▶ _Tasks to perform_:
[1] Using the article on bookseller Lee Po's return to Hong Kong, answer these questions:
(a) At which border crossing was Lee handed over to Hong Kong authorities?
(b) Which two associates of Lee returned to the city earlier in the month?
(c) On what day did Lee meet the three associates who had been released on bail?
[2] Print the portion of the article on bookseller Lee Po's return that falls between "Lee Po returns home quietly, denying" and "his missing-person case.", inclusive.

▶ _Document extract_:
***
Source:
https://scmp.com/news/hong-kong/law-crime/article/1930052/missing-hong-kong-bookseller-lee-po-returns-home-mainland
Hong Kong/ Law and Crime

Missing Hong Kong bookseller Lee Po returns home from mainland China after disappearing last December

Lee Po returns home quietly, denying he was kidnapped and asking police to cancel their missing-person investigation

Lee Po failed to give details of his last departure from the city. Photo: Phoenix TV

The man at the centre of Hong Kong’s missing bookseller mystery returned quietly to the city yesterday and asked police to end their investigation into his missing-person case.

Causeway Bay bookseller Lee Po, who vanished from Hong Kong last December and later surfaced on the mainland, told local authorities again that he did not require any police or government assistance.

The same requests were made by his two associates – Cheung Chi-ping and Lui Por – when they returned to the city earlier this month after disappearing last October, prompting speculation that they had been frightened into silence. All of them have dismissed concerns that they were kidnapped and spirited across the border by mainland agents over the smuggling and sale of banned books critical of China’s leaders.

Lee, who left the city without going through proper immigration channels, was handed over to Hong Kong authorities at the Lok Ma Chau border crossing yesterday afternoon.

“As Lee Po did not provide thorough information about his last departure, no arrest has been made against him at this stage,” police and immigration said in a written statement. “[The Immigration Department] needs to conduct further investigation to ascertain if there is any prima facie evidence showing that he has committed any immigration ­offences.”
Lee Po was whisked away in a car after being seen in North Point on Friday morning. Photo: Edward Wong
Lee Po was whisked away in a car after being seen in North Point on Friday morning. Photo: Edward Wong

When he was interviewed by immigration and police officers upon his return yesterday, the bookseller stuck to his story that he had voluntarily gone to the mainland to assist in an investigation involving his publishing colleague, Gui Minhai, who also disappeared last year and surfaced later on the mainland.

“He stated that he was free and safe whilst on the mainland. He restated his request for the cancellation of his missing-person case,” local authorities said.

“He refused to disclose other details. After meeting with police, Lee Po left on his own.”

Lee was more forthcoming in an interview with selected mainland and Hong Kong media groups, telling them he would never run a bookstore business again.

“I will never publish and sell those books that make things up. The freedom of publication and of speech does not mean that people can make things up,” he was quoted as saying. “Like I have said earlier, there are still people doing this business in Hong Kong. I hope they won’t do it any more.”

He said he had sneaked into the mainland because he wanted to settle matters with his companies. Now that three of his associates had been released on bail, he said, his efforts had not been in vain. He met the three on Wednesday to talk about what to do with the companies, he revealed.

Lee went on to say that during his time across the border, he had witnessed the prosperity of the country and felt proud to be ­Chinese. He added that Hong Kong was still his home and he would never leave the city to settle elsewhere.
***
▶ _Listed records_:
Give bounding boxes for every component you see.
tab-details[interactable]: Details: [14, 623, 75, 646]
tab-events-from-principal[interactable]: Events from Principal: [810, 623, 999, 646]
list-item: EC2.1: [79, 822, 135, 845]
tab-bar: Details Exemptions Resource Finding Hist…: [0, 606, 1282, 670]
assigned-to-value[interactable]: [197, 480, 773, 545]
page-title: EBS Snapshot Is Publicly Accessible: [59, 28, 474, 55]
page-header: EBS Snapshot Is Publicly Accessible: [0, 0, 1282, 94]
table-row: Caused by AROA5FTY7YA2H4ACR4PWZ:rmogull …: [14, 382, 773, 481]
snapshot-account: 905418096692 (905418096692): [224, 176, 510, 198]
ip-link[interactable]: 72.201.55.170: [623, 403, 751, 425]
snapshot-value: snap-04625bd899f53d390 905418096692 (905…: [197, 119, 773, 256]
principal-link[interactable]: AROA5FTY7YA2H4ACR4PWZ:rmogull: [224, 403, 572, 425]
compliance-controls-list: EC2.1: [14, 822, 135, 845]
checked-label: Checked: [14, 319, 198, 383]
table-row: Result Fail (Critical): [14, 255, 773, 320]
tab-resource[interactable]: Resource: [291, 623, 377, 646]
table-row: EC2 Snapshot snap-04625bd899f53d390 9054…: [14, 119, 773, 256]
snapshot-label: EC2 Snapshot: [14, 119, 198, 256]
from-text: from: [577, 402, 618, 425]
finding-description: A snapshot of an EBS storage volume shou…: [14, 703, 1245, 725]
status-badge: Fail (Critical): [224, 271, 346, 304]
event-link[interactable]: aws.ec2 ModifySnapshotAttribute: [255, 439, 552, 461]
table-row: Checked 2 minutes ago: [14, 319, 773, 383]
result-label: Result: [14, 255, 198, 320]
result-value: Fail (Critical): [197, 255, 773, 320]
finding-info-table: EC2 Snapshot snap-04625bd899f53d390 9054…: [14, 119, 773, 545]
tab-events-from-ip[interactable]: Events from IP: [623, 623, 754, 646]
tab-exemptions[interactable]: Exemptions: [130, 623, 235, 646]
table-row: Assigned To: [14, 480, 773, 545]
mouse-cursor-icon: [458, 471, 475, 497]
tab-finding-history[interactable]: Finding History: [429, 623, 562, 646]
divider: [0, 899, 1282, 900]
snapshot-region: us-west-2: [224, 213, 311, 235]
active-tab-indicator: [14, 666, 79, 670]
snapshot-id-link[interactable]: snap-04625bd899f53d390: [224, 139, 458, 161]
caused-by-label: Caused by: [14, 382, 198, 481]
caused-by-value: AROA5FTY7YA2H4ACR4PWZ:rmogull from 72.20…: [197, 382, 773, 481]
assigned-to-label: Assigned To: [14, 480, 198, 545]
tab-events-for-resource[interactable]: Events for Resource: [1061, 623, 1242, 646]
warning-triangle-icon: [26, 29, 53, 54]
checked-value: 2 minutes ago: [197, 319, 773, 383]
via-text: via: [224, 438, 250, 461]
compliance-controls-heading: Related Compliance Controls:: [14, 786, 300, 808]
***
▶ _Answers for each item_:
[1]
(a) The Lok Ma Chau border crossing.
(b) Cheung Chi-ping and Lui Por.
(c) Wednesday.

[2]
Lee Po returns home quietly, denying he was kidnapped and asking police to cancel their missing-person investigation

Lee Po failed to give details of his last departure from the city. Photo: Phoenix TV

The man at the centre of Hong Kong’s missing bookseller mystery returned quietly to the city yesterday and asked police to end their investigation into his missing-person case.